Data to process:
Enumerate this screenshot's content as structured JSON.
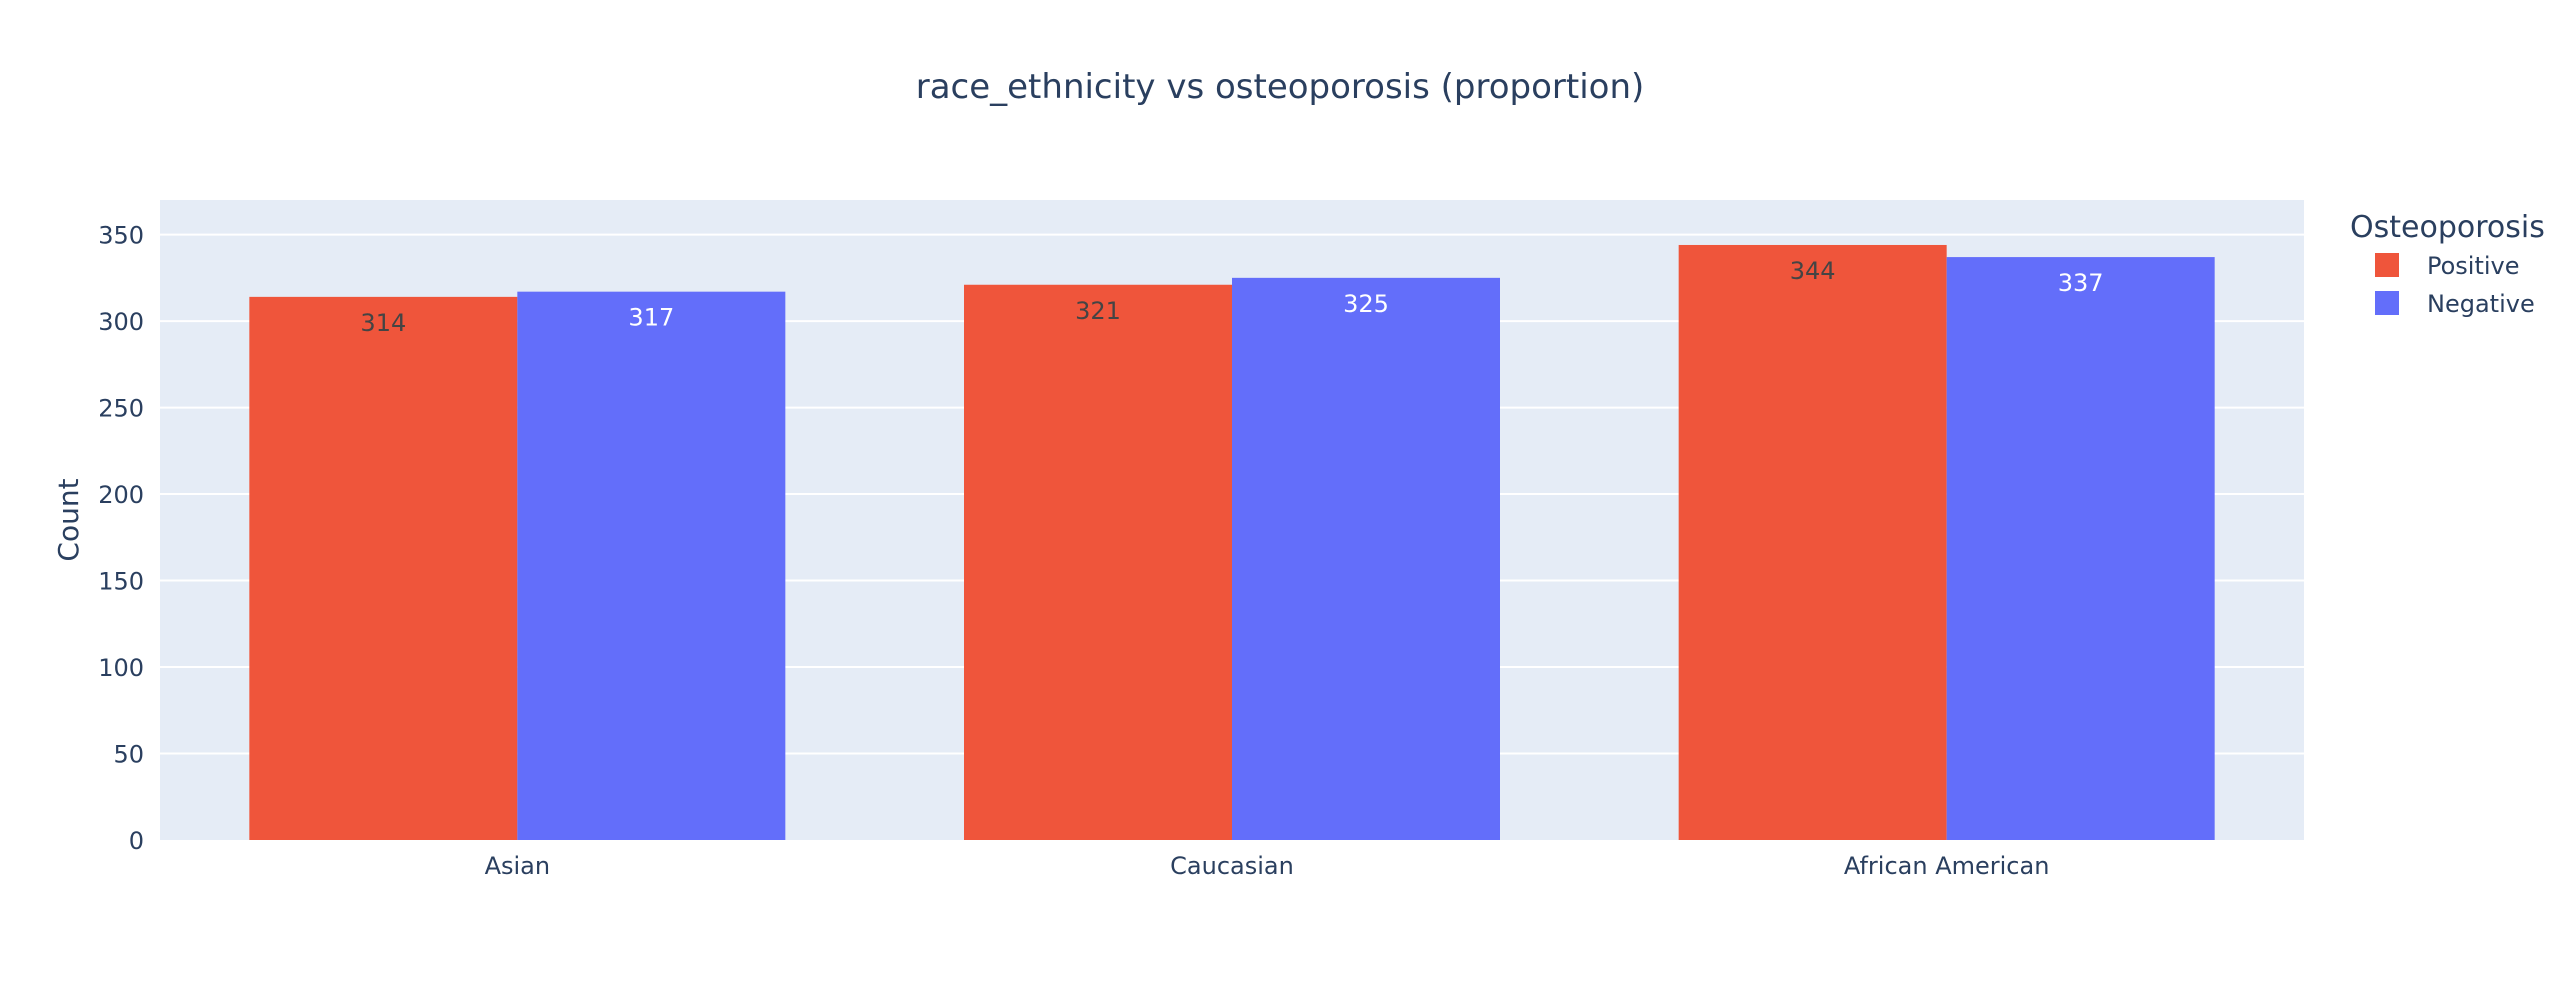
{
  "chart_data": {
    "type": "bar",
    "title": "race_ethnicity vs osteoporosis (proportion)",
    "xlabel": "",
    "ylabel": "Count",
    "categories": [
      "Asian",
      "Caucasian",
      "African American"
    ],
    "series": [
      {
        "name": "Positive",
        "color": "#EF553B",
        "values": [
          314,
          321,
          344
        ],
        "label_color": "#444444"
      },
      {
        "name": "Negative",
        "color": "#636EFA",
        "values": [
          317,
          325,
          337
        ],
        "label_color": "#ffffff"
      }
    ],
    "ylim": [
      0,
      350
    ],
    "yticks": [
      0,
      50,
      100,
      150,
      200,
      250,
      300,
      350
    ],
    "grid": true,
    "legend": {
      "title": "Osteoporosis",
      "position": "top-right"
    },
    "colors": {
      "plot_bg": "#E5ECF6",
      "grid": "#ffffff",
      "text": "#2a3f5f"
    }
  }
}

Problem statement: Pick out all lines from the data above in which the word "title" appears.

Written response:
    "title": "race_ethnicity vs osteoporosis (proportion)",
      "title": "Osteoporosis",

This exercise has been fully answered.